= Work required =
All of the records below need to be copied exactly.

┌──

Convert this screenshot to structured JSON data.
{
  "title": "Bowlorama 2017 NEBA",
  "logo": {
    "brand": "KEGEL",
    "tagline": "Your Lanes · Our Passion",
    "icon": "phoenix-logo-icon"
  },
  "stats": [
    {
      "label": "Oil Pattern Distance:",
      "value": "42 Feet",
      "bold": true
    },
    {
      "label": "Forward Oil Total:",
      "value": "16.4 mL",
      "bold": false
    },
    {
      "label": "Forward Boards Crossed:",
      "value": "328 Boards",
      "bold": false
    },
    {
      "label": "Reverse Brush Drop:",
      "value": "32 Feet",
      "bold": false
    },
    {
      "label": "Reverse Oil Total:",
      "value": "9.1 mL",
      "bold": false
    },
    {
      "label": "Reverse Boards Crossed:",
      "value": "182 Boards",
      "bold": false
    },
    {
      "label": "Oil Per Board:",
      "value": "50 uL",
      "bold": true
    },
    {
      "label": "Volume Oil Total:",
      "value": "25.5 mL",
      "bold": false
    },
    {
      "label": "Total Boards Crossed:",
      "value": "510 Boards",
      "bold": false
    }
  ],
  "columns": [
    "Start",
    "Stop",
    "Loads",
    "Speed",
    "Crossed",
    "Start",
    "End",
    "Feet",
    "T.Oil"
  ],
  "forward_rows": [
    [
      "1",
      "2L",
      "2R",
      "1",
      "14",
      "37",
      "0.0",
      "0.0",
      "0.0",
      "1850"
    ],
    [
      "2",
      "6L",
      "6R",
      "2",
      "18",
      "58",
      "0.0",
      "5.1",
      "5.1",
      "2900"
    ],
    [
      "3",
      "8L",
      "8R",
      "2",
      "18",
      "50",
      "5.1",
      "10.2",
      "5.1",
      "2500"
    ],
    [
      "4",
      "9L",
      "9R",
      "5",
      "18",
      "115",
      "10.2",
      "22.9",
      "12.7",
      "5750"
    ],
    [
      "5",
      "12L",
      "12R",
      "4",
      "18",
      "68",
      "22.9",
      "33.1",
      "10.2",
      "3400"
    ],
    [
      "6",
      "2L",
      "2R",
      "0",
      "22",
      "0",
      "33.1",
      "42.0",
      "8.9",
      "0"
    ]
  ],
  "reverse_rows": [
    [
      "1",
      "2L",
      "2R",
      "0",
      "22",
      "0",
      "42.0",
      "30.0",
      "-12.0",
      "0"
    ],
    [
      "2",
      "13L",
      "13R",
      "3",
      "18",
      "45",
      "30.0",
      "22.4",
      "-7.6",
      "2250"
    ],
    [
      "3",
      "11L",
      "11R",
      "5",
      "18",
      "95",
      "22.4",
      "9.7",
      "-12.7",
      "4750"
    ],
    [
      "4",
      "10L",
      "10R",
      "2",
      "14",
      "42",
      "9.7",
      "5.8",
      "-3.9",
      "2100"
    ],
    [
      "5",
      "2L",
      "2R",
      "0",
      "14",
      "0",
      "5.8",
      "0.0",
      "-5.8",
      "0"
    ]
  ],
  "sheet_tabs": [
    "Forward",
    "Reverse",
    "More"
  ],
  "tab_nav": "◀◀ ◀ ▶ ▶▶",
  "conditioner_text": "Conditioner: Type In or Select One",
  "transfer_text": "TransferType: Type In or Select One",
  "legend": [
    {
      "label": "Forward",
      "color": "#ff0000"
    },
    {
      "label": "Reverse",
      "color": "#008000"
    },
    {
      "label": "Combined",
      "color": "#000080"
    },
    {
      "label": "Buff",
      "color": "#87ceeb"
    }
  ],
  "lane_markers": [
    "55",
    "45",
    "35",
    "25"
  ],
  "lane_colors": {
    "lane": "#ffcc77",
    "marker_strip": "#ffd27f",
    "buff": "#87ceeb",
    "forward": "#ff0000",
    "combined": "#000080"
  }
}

└──

= Completed task =
Convert this screenshot to structured JSON data.
{
  "title": "Bowlorama 2017 NEBA",
  "logo": {
    "brand": "KEGEL",
    "tagline": "Your Lanes · Our Passion",
    "icon": "phoenix-logo-icon"
  },
  "stats": [
    {
      "label": "Oil Pattern Distance:",
      "value": "42 Feet",
      "bold": true
    },
    {
      "label": "Forward Oil Total:",
      "value": "16.4 mL",
      "bold": false
    },
    {
      "label": "Forward Boards Crossed:",
      "value": "328 Boards",
      "bold": false
    },
    {
      "label": "Reverse Brush Drop:",
      "value": "32 Feet",
      "bold": false
    },
    {
      "label": "Reverse Oil Total:",
      "value": "9.1 mL",
      "bold": false
    },
    {
      "label": "Reverse Boards Crossed:",
      "value": "182 Boards",
      "bold": false
    },
    {
      "label": "Oil Per Board:",
      "value": "50 uL",
      "bold": true
    },
    {
      "label": "Volume Oil Total:",
      "value": "25.5 mL",
      "bold": false
    },
    {
      "label": "Total Boards Crossed:",
      "value": "510 Boards",
      "bold": false
    }
  ],
  "columns": [
    "Start",
    "Stop",
    "Loads",
    "Speed",
    "Crossed",
    "Start",
    "End",
    "Feet",
    "T.Oil"
  ],
  "forward_rows": [
    [
      "1",
      "2L",
      "2R",
      "1",
      "14",
      "37",
      "0.0",
      "0.0",
      "0.0",
      "1850"
    ],
    [
      "2",
      "6L",
      "6R",
      "2",
      "18",
      "58",
      "0.0",
      "5.1",
      "5.1",
      "2900"
    ],
    [
      "3",
      "8L",
      "8R",
      "2",
      "18",
      "50",
      "5.1",
      "10.2",
      "5.1",
      "2500"
    ],
    [
      "4",
      "9L",
      "9R",
      "5",
      "18",
      "115",
      "10.2",
      "22.9",
      "12.7",
      "5750"
    ],
    [
      "5",
      "12L",
      "12R",
      "4",
      "18",
      "68",
      "22.9",
      "33.1",
      "10.2",
      "3400"
    ],
    [
      "6",
      "2L",
      "2R",
      "0",
      "22",
      "0",
      "33.1",
      "42.0",
      "8.9",
      "0"
    ]
  ],
  "reverse_rows": [
    [
      "1",
      "2L",
      "2R",
      "0",
      "22",
      "0",
      "42.0",
      "30.0",
      "-12.0",
      "0"
    ],
    [
      "2",
      "13L",
      "13R",
      "3",
      "18",
      "45",
      "30.0",
      "22.4",
      "-7.6",
      "2250"
    ],
    [
      "3",
      "11L",
      "11R",
      "5",
      "18",
      "95",
      "22.4",
      "9.7",
      "-12.7",
      "4750"
    ],
    [
      "4",
      "10L",
      "10R",
      "2",
      "14",
      "42",
      "9.7",
      "5.8",
      "-3.9",
      "2100"
    ],
    [
      "5",
      "2L",
      "2R",
      "0",
      "14",
      "0",
      "5.8",
      "0.0",
      "-5.8",
      "0"
    ]
  ],
  "sheet_tabs": [
    "Forward",
    "Reverse",
    "More"
  ],
  "tab_nav": "◀◀ ◀ ▶ ▶▶",
  "conditioner_text": "Conditioner: Type In or Select One",
  "transfer_text": "TransferType: Type In or Select One",
  "legend": [
    {
      "label": "Forward",
      "color": "#ff0000"
    },
    {
      "label": "Reverse",
      "color": "#008000"
    },
    {
      "label": "Combined",
      "color": "#000080"
    },
    {
      "label": "Buff",
      "color": "#87ceeb"
    }
  ],
  "lane_markers": [
    "55",
    "45",
    "35",
    "25"
  ],
  "lane_colors": {
    "lane": "#ffcc77",
    "marker_strip": "#ffd27f",
    "buff": "#87ceeb",
    "forward": "#ff0000",
    "combined": "#000080"
  }
}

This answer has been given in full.